### The request
Go through the entries below and collect each line with the string "GREEN" in it.
** Begin Material provided **
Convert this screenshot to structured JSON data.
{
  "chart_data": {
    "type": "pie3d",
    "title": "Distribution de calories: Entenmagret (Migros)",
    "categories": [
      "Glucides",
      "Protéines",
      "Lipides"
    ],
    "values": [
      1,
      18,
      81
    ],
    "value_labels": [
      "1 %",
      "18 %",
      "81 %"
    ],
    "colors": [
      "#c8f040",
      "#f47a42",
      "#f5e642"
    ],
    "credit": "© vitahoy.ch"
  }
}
** End Material provided **
** Begin Material provided **
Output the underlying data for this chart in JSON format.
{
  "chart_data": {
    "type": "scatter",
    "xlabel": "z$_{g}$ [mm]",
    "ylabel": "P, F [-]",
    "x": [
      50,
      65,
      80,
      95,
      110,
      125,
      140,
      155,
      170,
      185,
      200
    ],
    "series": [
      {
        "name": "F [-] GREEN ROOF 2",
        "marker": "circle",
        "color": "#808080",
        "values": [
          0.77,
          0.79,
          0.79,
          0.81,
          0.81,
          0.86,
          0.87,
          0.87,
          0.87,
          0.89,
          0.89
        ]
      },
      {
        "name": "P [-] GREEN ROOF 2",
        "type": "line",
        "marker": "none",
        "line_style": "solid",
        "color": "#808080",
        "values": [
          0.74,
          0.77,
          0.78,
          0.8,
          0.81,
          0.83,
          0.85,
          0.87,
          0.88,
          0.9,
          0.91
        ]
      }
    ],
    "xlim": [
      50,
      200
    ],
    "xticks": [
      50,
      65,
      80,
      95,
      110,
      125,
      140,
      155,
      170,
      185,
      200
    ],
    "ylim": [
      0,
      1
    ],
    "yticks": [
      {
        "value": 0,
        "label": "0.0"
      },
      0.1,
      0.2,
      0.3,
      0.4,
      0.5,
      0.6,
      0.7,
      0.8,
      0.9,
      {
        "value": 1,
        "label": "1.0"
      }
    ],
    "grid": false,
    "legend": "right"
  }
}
** End Material provided **
### Output for this task
        "name": "F [-] GREEN ROOF 2",
        "name": "P [-] GREEN ROOF 2",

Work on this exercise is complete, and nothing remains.